┌──

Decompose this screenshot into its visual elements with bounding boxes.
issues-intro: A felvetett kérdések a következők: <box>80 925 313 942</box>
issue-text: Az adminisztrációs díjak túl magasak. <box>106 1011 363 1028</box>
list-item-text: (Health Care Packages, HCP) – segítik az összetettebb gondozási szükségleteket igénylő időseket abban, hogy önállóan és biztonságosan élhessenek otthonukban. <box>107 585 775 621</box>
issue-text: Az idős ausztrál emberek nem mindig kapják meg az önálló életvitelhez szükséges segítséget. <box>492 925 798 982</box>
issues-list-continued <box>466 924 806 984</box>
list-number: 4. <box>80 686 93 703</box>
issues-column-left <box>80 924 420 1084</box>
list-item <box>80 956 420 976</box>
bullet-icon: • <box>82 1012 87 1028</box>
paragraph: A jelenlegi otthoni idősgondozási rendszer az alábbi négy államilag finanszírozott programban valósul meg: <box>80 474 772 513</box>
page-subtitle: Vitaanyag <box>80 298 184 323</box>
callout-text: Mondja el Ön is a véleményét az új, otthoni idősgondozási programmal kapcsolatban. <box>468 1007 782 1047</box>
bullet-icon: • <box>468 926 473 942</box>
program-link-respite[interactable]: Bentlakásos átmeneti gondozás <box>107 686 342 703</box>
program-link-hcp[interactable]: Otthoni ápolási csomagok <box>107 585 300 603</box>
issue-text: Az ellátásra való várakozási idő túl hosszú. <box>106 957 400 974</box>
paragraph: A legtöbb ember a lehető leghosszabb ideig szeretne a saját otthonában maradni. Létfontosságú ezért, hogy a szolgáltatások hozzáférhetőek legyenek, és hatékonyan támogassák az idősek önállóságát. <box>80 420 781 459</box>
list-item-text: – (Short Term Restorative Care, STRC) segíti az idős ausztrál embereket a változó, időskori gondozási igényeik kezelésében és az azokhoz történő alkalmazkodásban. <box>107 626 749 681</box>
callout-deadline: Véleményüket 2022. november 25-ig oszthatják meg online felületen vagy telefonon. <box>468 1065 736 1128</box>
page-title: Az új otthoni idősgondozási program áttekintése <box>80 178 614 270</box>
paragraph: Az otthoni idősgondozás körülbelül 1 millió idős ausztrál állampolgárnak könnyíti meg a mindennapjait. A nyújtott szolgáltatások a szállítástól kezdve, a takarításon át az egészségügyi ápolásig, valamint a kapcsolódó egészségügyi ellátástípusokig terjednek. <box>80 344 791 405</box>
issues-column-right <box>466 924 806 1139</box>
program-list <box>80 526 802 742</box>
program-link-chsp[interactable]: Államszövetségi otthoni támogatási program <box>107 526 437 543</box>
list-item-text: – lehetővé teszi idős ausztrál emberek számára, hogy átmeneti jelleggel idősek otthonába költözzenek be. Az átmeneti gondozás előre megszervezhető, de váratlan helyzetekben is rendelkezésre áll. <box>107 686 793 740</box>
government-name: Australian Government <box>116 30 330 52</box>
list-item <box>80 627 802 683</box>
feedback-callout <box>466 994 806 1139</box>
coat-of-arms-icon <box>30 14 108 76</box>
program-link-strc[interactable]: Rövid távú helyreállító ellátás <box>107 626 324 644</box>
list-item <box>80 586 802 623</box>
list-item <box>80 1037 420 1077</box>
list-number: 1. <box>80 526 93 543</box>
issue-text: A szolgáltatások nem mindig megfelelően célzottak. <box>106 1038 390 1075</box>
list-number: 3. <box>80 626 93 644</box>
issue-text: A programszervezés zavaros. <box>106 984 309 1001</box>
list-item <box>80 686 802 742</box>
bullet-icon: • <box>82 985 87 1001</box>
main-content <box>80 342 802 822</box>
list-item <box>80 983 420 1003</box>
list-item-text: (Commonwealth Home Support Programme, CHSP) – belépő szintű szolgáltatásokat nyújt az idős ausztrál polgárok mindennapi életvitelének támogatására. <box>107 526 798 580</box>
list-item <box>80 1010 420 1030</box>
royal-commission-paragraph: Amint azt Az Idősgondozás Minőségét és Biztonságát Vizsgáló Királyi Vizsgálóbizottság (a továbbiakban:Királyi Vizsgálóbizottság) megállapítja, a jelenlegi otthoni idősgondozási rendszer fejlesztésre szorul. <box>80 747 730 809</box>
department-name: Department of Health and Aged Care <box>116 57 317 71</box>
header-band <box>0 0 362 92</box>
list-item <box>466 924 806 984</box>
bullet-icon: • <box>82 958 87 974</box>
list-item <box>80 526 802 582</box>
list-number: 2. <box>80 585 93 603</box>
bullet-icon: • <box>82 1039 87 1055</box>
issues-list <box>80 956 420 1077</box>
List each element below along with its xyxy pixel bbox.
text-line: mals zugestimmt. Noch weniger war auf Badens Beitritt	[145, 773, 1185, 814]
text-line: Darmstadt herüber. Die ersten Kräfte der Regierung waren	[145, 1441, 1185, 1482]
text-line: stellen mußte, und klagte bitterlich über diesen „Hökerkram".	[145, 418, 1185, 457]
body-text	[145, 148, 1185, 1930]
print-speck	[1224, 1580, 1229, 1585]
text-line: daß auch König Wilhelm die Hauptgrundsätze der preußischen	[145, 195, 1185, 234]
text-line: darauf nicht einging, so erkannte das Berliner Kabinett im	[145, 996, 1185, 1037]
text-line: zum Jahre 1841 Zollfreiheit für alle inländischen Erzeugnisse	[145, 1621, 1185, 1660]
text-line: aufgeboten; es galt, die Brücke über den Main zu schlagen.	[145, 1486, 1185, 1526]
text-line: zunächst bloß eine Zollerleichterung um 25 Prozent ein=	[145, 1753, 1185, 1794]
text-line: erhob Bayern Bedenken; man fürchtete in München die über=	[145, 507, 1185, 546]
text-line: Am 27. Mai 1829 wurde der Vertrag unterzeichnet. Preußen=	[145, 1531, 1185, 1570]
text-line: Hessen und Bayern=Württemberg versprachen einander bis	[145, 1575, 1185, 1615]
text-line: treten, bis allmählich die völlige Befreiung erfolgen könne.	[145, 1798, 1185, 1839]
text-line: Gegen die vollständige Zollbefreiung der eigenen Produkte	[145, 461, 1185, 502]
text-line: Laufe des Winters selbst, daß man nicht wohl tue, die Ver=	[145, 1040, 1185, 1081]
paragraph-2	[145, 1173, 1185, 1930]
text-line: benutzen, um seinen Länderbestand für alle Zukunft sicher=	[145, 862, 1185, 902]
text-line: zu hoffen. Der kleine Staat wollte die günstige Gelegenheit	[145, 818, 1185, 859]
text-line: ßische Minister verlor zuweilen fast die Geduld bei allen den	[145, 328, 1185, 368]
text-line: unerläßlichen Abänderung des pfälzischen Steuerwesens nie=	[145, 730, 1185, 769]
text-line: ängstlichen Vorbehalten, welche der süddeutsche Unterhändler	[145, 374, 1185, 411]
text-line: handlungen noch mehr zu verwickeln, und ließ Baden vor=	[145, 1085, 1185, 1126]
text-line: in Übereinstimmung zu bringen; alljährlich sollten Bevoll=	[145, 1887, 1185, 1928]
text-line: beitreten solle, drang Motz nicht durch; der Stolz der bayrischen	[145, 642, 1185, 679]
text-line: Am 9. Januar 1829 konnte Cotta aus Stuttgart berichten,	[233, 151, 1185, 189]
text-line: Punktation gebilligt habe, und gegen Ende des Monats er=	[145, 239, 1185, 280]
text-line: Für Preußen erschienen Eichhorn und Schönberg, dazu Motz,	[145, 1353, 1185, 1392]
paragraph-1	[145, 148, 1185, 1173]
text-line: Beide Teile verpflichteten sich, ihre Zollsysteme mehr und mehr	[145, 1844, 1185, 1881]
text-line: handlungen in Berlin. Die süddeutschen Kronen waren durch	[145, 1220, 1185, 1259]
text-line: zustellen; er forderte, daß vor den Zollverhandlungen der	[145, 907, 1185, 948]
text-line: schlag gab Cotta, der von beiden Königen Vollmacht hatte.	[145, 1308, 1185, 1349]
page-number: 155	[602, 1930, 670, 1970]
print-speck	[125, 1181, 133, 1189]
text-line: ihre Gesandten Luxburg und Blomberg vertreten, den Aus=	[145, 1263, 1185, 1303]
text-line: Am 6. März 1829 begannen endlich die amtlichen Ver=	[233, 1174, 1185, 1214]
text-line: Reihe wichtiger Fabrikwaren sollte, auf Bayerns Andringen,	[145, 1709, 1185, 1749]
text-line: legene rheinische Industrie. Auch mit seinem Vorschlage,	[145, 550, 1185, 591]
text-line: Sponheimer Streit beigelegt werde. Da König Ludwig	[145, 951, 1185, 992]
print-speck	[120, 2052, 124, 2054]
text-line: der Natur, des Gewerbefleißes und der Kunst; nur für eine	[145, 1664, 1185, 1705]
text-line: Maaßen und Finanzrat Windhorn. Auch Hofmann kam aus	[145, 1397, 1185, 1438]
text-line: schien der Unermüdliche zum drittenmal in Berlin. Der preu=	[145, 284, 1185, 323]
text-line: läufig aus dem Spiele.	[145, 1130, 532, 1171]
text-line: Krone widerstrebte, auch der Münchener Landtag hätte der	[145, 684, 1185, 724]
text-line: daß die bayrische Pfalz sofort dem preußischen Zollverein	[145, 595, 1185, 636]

└──

Copy out, without any change, every line from the start of the records up to and including the line that contains "issue-text: Az adminisztrációs".

Decompose this screenshot into its visual elements with bounding boxes.
issues-intro: A felvetett kérdések a következők: <box>80 925 313 942</box>
issue-text: Az adminisztrációs díjak túl magasak. <box>106 1011 363 1028</box>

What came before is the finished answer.